- WHAT TO WORK ON
Pull each line holding the word "speed" from the data.

- EXERCISE DATA
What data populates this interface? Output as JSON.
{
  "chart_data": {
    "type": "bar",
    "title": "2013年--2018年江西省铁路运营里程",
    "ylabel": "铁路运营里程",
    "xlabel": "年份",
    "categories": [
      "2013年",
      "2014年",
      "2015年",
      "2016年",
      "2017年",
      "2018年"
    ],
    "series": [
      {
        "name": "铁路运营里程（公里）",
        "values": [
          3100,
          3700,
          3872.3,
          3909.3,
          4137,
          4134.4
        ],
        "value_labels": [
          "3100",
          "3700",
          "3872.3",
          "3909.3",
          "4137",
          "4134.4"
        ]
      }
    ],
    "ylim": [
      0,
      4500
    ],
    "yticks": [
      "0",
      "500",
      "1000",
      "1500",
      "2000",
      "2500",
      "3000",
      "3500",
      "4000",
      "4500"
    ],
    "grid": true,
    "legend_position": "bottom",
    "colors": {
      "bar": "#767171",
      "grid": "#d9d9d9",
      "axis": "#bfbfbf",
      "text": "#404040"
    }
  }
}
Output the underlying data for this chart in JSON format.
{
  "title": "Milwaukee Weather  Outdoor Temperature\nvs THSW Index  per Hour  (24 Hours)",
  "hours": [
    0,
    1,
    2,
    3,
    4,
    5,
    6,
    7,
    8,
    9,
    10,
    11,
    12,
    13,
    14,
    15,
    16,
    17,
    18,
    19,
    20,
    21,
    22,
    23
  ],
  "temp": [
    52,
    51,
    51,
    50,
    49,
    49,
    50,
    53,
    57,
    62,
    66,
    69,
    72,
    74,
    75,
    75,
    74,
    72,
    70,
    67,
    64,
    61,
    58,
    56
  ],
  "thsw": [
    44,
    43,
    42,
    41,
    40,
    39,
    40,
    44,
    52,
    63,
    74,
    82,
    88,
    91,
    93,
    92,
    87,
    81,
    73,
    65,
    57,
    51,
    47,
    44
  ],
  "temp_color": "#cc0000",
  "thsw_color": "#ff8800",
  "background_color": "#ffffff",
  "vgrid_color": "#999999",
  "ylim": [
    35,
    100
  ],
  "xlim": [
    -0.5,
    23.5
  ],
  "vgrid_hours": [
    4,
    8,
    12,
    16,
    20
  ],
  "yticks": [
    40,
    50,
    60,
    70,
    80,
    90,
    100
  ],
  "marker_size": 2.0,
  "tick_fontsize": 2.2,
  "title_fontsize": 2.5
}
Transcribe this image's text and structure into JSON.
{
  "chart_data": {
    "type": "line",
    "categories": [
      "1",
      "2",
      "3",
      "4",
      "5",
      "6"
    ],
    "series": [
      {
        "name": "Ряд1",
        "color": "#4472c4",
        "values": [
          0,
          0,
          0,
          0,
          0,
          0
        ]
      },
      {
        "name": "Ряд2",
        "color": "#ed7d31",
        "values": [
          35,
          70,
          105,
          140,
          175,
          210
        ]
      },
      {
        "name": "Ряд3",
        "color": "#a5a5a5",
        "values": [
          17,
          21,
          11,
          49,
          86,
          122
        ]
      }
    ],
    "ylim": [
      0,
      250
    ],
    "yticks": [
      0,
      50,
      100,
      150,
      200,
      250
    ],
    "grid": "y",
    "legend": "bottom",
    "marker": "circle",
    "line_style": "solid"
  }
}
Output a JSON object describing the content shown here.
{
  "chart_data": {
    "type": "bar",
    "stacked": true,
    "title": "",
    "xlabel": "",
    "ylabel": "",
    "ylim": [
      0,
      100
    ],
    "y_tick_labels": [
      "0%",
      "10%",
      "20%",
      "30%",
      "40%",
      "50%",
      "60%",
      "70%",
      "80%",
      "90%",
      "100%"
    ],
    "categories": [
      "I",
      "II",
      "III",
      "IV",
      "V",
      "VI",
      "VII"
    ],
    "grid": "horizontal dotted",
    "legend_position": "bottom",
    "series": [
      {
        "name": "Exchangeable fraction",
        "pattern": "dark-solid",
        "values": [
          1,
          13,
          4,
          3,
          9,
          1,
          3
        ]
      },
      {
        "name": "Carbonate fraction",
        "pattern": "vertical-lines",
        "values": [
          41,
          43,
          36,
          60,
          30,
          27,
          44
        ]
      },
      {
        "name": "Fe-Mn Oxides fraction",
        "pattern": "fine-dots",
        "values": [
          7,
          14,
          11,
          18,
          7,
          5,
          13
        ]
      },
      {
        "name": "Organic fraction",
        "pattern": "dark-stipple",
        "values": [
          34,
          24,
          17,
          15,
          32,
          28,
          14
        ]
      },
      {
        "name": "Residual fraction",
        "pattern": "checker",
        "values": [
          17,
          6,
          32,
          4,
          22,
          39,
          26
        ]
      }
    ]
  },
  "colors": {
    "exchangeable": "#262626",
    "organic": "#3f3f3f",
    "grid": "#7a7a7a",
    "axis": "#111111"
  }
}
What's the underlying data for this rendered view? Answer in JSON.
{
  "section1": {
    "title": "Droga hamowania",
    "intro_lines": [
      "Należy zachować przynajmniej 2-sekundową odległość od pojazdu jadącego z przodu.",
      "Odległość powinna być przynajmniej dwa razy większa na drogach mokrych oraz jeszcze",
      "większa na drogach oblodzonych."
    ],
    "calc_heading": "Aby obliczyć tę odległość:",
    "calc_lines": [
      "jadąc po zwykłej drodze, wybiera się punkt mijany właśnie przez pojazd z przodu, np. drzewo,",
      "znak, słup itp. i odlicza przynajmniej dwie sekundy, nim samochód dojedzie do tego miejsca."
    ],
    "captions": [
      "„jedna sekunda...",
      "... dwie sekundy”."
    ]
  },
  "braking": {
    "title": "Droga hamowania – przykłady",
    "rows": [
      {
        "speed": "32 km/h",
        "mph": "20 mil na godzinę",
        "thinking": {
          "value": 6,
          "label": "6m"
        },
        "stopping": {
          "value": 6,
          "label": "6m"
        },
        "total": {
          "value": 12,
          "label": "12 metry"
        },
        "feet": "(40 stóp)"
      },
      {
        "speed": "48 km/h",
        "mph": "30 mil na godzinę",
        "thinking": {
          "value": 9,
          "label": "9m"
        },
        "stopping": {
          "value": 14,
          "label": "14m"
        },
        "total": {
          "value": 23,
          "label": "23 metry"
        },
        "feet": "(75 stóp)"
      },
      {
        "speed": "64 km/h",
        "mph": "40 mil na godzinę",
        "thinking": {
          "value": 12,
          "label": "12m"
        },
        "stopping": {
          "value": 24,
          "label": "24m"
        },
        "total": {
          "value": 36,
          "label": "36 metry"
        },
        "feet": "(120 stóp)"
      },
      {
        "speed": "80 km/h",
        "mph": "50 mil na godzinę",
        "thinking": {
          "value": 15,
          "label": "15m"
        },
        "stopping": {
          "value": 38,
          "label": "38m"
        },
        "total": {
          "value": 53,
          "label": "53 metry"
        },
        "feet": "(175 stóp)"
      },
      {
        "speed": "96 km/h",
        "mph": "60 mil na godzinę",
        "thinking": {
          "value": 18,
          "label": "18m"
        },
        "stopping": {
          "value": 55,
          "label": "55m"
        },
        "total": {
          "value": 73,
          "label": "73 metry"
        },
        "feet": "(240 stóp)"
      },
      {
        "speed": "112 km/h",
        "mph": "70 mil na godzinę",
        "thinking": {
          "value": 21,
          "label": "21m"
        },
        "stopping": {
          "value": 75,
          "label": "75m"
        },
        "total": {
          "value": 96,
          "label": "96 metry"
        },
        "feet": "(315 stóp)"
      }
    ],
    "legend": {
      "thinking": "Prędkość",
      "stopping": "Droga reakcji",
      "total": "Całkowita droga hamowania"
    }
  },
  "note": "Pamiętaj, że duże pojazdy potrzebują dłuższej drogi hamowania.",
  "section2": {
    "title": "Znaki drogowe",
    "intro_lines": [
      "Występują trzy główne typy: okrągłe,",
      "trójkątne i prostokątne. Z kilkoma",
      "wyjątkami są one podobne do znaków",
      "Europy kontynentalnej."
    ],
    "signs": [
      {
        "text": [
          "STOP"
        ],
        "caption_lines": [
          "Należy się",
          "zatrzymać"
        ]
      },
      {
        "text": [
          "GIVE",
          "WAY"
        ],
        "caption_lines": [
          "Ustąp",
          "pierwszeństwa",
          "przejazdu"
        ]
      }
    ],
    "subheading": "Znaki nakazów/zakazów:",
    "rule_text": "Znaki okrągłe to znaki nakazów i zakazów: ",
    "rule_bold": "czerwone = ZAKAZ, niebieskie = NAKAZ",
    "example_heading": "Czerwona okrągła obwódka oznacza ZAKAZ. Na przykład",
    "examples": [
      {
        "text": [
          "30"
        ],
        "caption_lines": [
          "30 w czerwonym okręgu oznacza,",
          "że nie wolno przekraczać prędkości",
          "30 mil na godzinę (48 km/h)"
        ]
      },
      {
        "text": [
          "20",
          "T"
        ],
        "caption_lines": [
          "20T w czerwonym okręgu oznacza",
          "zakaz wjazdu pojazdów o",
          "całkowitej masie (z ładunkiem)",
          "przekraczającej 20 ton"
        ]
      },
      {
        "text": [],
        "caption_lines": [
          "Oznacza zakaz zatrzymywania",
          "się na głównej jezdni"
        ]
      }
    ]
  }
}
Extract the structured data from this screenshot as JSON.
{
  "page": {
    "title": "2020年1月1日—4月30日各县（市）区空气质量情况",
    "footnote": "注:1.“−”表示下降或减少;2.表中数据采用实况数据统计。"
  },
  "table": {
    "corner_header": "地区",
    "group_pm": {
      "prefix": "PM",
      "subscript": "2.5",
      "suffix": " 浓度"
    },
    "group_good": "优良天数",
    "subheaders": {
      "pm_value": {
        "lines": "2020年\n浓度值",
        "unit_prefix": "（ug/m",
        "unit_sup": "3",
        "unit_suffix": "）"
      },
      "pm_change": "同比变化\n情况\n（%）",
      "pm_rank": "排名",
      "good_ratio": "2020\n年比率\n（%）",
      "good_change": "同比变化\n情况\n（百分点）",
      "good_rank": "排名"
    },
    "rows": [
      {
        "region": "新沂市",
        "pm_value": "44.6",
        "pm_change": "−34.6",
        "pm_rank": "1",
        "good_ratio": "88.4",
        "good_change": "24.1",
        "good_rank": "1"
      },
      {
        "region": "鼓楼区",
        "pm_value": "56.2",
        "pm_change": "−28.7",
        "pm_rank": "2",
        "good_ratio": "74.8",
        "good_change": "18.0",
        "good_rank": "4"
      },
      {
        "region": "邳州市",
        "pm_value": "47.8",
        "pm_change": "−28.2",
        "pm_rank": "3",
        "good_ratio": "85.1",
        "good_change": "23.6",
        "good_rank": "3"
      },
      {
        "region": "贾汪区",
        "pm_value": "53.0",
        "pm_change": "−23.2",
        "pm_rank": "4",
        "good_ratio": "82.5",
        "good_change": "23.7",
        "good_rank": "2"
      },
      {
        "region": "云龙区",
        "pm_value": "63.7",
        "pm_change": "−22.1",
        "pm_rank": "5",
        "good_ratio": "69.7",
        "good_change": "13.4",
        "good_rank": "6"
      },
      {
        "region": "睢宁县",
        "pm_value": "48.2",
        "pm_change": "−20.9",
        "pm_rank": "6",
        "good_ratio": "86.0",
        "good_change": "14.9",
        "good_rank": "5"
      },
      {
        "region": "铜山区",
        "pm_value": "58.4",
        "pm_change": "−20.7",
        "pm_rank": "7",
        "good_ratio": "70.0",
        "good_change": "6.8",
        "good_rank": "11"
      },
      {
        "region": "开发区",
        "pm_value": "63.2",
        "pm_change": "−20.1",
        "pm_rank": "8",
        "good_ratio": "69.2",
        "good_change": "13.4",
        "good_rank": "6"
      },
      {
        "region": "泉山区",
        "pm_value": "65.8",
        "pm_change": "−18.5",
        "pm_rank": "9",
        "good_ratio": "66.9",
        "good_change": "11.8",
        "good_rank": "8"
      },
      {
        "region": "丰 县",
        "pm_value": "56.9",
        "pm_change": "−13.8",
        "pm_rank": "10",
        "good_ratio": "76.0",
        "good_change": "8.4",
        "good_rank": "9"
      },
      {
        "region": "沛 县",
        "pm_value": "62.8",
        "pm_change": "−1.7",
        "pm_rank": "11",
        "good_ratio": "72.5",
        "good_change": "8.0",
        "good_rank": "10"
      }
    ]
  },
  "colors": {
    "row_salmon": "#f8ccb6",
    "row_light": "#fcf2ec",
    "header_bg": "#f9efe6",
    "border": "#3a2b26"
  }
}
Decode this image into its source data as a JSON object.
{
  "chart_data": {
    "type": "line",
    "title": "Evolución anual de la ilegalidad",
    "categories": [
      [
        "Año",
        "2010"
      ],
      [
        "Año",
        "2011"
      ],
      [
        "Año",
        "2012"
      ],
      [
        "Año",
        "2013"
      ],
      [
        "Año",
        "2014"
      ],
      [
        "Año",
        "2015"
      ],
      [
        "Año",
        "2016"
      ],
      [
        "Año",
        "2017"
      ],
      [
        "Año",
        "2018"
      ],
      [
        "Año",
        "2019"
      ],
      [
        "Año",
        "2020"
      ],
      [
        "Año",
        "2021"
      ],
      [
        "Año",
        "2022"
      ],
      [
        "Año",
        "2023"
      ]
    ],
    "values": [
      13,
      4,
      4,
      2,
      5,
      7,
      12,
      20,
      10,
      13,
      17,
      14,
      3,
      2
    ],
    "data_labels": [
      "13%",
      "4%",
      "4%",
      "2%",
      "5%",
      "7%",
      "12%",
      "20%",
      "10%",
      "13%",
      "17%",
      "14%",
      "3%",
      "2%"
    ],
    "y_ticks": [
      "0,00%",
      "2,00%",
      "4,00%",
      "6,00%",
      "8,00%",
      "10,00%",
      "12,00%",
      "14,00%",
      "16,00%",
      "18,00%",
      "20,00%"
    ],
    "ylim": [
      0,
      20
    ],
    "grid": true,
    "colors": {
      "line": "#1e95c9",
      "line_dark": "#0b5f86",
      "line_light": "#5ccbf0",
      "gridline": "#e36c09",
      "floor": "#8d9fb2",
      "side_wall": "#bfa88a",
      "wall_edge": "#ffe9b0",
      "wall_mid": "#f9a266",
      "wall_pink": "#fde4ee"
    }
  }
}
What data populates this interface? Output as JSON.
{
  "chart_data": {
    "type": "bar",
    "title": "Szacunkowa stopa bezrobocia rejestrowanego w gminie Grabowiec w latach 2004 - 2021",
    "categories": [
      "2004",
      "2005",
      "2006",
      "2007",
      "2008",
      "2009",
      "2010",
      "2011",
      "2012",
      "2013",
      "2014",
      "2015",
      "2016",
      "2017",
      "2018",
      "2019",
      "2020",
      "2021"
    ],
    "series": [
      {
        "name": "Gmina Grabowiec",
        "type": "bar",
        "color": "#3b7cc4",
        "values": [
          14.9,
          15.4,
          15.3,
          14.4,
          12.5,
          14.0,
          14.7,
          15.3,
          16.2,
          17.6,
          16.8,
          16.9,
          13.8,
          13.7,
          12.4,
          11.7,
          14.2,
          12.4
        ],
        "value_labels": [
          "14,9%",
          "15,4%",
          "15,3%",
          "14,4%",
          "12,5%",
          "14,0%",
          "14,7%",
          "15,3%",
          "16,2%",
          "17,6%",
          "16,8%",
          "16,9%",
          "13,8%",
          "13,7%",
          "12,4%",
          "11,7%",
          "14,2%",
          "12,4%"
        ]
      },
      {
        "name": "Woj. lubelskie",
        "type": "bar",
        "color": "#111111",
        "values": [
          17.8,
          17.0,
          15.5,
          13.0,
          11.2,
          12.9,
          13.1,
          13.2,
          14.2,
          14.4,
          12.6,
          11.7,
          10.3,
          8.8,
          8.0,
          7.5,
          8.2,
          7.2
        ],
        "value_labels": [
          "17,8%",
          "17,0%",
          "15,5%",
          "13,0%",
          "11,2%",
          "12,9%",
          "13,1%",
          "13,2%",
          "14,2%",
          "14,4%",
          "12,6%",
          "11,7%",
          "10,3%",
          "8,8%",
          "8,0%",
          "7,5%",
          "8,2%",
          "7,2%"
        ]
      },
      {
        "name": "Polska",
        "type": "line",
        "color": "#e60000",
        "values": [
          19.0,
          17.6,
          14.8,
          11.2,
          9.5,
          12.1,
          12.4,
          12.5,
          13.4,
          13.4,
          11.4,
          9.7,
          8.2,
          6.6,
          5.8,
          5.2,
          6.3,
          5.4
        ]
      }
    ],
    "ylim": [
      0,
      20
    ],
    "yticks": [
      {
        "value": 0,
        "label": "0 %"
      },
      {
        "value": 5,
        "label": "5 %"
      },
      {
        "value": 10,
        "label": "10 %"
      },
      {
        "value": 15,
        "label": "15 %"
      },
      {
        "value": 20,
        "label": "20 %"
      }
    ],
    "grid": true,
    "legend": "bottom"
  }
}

- SOLUTION TO THIS EXERCISE
        "speed": "32 km/h",
        "speed": "48 km/h",
        "speed": "64 km/h",
        "speed": "80 km/h",
        "speed": "96 km/h",
        "speed": "112 km/h",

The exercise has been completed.